== EXERCISE PROMPT ==
Make a tally of the lines in the records that include the string "Vitamin", and give only that number.

======== DATA ========

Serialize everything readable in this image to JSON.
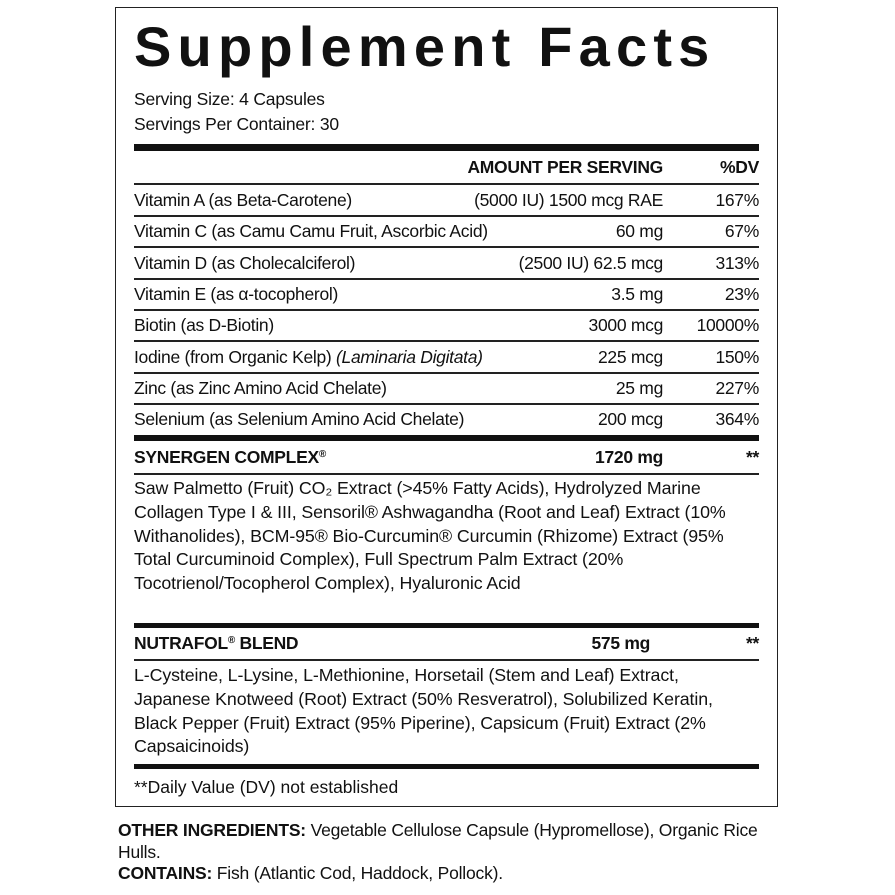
{
  "title": "Supplement Facts",
  "serving_size": "Serving Size: 4 Capsules",
  "servings_per_container": "Servings Per Container: 30",
  "header": {
    "amount": "AMOUNT PER SERVING",
    "dv": "%DV"
  },
  "nutrients": [
    {
      "name": "Vitamin A (as Beta-Carotene)",
      "amount": "(5000 IU) 1500 mcg RAE",
      "dv": "167%"
    },
    {
      "name": "Vitamin C (as Camu Camu Fruit, Ascorbic Acid)",
      "amount": "60 mg",
      "dv": "67%"
    },
    {
      "name": "Vitamin D (as Cholecalciferol)",
      "amount": "(2500 IU) 62.5 mcg",
      "dv": "313%"
    },
    {
      "name": "Vitamin E (as α-tocopherol)",
      "amount": "3.5 mg",
      "dv": "23%"
    },
    {
      "name": "Biotin (as D-Biotin)",
      "amount": "3000 mcg",
      "dv": "10000%"
    },
    {
      "name": "Iodine (from Organic Kelp) ",
      "name_italic": "(Laminaria Digitata)",
      "amount": "225 mcg",
      "dv": "150%"
    },
    {
      "name": "Zinc (as Zinc Amino Acid Chelate)",
      "amount": "25 mg",
      "dv": "227%"
    },
    {
      "name": "Selenium (as Selenium Amino Acid Chelate)",
      "amount": "200 mcg",
      "dv": "364%"
    }
  ],
  "synergen": {
    "name": "SYNERGEN COMPLEX",
    "reg": "®",
    "amount": "1720 mg",
    "dv": "**",
    "ingredients": "Saw Palmetto (Fruit) CO₂ Extract (>45% Fatty Acids), Hydrolyzed Marine Collagen Type I & III, Sensoril® Ashwagandha (Root and Leaf) Extract (10% Withanolides), BCM-95® Bio-Curcumin® Curcumin (Rhizome) Extract (95% Total Curcuminoid Complex), Full Spectrum Palm Extract (20% Tocotrienol/Tocopherol Complex), Hyaluronic Acid"
  },
  "nutrafol": {
    "name": "NUTRAFOL",
    "reg": "®",
    "name_suffix": " BLEND",
    "amount": "575 mg",
    "dv": "**",
    "ingredients": "L-Cysteine, L-Lysine, L-Methionine, Horsetail (Stem and Leaf) Extract, Japanese Knotweed (Root) Extract (50% Resveratrol), Solubilized Keratin, Black Pepper (Fruit) Extract (95% Piperine), Capsicum (Fruit) Extract (2% Capsaicinoids)"
  },
  "footnote": "**Daily Value (DV) not established",
  "other_ingredients": {
    "label": "OTHER INGREDIENTS:",
    "text": " Vegetable Cellulose Capsule (Hypromellose), Organic Rice Hulls."
  },
  "contains": {
    "label": "CONTAINS:",
    "text": " Fish (Atlantic Cod, Haddock, Pollock)."
  }
}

========

== SOLUTION ==
4